Tiberio Mitri non li deluse; bruciò le tappe e arrivò velocemente al Titolo Italiano dei Medi e poi a due Titoli Europei.
Tiberio Mitri era di Trieste, bello e statuario.
Diventa presto un simbolo e avrà una vita che non avrebbe mai immaginato di vivere.
Sposa un’attrice bella e famosa, già Miss Italia nel 1948, Fulvia Franco, è un matrimonio da favola con un bagno di folla e ben quattordici donne svenute per applaudire gli sposi, come ci informa il Cinegiornale Luce.
Si separerà dopo pochi anni, ma nel frattempo la storia animerà cronache e gossip.
Tiberio Mitri era un personaggio perfetto, aveva tutte le caratteristiche per essere un divo da rotocalco oltre che da ring e quando lo portarono nella Grande Città, a Roma, ne diventò subito un idolo, con scene che oggi non potete neanche immaginare.
Trieste vs. Bronx
Qualcuno pensò che per lui fosse arrivato il momento di osare.

→ Esercizi da svolgere
1 – Secondo il testo su Tiberio Mitri, in quale anno Fulvia Franco era stata Miss Italia?
2 – Riprendi il testo su Tiberio Mitri dopo l'ultima frase riportata e prosegui il racconto.

→ Dati del dataset
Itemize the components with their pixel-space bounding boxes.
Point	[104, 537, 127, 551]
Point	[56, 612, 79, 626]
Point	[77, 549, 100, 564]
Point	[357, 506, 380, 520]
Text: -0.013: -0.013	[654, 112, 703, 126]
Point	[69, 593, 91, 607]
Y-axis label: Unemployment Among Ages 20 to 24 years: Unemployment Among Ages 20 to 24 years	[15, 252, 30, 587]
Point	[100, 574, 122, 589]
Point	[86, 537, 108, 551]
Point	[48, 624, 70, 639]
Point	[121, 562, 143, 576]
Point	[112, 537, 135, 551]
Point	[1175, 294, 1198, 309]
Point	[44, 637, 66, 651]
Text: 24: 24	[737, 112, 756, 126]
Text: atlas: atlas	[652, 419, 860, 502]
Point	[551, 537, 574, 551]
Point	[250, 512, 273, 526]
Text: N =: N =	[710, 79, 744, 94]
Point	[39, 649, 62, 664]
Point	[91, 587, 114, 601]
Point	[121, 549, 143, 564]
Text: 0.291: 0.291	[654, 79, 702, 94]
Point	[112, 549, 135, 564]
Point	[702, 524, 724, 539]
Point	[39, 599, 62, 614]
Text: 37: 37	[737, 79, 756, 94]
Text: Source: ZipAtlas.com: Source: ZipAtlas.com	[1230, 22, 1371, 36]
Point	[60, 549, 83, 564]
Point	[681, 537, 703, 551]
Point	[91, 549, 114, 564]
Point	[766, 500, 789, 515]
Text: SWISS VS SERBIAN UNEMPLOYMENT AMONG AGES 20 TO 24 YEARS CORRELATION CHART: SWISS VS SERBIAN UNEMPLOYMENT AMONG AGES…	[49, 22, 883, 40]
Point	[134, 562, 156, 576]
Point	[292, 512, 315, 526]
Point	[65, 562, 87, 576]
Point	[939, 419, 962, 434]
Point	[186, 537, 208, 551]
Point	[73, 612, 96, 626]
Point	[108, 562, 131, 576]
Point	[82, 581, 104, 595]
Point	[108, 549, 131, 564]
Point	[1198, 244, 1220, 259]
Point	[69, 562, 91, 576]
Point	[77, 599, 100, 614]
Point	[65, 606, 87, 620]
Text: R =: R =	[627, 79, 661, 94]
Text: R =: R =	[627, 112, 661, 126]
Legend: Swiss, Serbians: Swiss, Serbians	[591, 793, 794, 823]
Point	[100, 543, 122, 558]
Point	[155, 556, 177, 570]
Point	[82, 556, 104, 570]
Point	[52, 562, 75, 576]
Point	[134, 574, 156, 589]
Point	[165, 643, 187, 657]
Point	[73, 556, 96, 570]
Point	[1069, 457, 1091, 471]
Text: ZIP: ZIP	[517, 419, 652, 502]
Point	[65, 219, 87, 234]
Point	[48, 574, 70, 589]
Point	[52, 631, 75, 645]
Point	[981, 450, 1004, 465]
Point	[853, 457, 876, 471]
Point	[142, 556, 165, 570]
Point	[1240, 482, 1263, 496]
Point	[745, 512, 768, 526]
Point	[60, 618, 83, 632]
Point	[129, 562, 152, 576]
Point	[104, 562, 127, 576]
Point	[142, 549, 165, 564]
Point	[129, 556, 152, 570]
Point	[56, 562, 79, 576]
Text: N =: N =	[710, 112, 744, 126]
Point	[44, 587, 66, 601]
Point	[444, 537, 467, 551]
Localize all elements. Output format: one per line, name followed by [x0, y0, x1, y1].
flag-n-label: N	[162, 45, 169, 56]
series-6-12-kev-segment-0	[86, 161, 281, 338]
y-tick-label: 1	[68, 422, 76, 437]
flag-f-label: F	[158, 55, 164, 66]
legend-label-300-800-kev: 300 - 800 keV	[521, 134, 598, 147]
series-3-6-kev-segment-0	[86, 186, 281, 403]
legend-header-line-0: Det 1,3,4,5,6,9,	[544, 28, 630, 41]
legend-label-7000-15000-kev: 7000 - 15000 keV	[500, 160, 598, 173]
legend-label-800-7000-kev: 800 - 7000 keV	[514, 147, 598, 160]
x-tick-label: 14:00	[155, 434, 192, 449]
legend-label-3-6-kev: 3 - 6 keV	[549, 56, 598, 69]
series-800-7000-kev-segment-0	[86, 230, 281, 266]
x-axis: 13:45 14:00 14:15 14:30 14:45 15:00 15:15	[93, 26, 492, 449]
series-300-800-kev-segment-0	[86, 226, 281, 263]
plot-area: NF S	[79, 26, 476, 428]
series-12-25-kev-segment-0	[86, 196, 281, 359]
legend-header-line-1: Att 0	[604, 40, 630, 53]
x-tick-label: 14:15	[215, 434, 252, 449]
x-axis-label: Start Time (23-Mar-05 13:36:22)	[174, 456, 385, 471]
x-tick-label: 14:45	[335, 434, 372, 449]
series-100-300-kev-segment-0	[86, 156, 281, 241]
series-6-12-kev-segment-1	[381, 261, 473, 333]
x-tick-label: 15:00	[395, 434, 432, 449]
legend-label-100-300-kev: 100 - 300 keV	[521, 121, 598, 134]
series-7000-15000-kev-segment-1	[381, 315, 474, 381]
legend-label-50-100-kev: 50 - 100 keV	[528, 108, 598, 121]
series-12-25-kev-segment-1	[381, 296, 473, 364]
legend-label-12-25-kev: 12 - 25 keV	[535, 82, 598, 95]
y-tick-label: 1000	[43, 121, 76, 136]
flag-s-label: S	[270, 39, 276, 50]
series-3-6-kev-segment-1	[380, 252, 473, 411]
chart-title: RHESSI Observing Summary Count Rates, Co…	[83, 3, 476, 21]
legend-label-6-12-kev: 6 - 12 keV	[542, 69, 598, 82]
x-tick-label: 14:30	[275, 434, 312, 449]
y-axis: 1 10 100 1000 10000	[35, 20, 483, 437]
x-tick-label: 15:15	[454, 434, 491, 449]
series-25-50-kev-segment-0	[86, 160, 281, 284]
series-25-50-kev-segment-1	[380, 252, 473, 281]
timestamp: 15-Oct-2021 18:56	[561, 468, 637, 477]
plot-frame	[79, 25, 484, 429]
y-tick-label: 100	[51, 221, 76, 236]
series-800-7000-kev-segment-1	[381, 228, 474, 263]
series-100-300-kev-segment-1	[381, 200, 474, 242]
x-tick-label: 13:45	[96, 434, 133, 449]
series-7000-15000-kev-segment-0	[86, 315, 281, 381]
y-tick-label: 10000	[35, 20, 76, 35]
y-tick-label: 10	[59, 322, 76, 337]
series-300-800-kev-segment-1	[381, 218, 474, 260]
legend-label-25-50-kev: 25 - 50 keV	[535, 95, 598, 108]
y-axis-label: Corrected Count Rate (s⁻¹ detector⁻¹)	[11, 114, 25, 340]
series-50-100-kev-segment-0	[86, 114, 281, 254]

→ Risposte agli esercizi
1 – Nel 1948.

2 –
Fu così che decidono di fargli fare il grande passo e gli organizzano il match del secolo. Così pubblicizzarono l’incontro tra lui e Jack La Motta, il Toro Scatenato del Bronx.
Tiberio aveva solo 24 anni.
Riflettori accesi, interviste, giornali, applausi, ma quello era un match che non si sarebbe mai dovuto fare perché Tiberio per quell’incontro non era pronto, troppo grande la differenza tra lui e Jack La Motta.
Ma al di là di tutto, al di là della parte sportiva, Tiberio poi ci raccontò che aveva perso già prima di salire sul ring, ma per tutti altri motivi.
Anche Fulvia Franco si lasciò trascinare in quel vortice pubblicitario. La moglie bellissima del pugile bello e famoso che sfidava quello che già allora era un mito del pugilato, era un soggetto troppo ghiotto per la stampa e lei, abituata a stare sotto i riflettori del cinema, ci mise del suo con interviste e fotoservizi dove esibiva la sua bellezza con generosità.
Tiberio Mitri, icona plastica del campione ideale, era fatto per combattere sul ring ma, gelosissimo, non era pronto per questo.
Litigarono i due e anche tanto.
Tanto al punto da fare pace la notte prima del match.
Una pace che durò tutta la notte.
Il 12 luglio 1950, al Madison Square Garden di New York, Tiberio Mitri è un monumento nel finire in piedi le quindici riprese contro Jack La Motta, ma le finisce distrutto. Probabilmente molto di più quanto non si vede.
Dopo non sarà più quello di prima.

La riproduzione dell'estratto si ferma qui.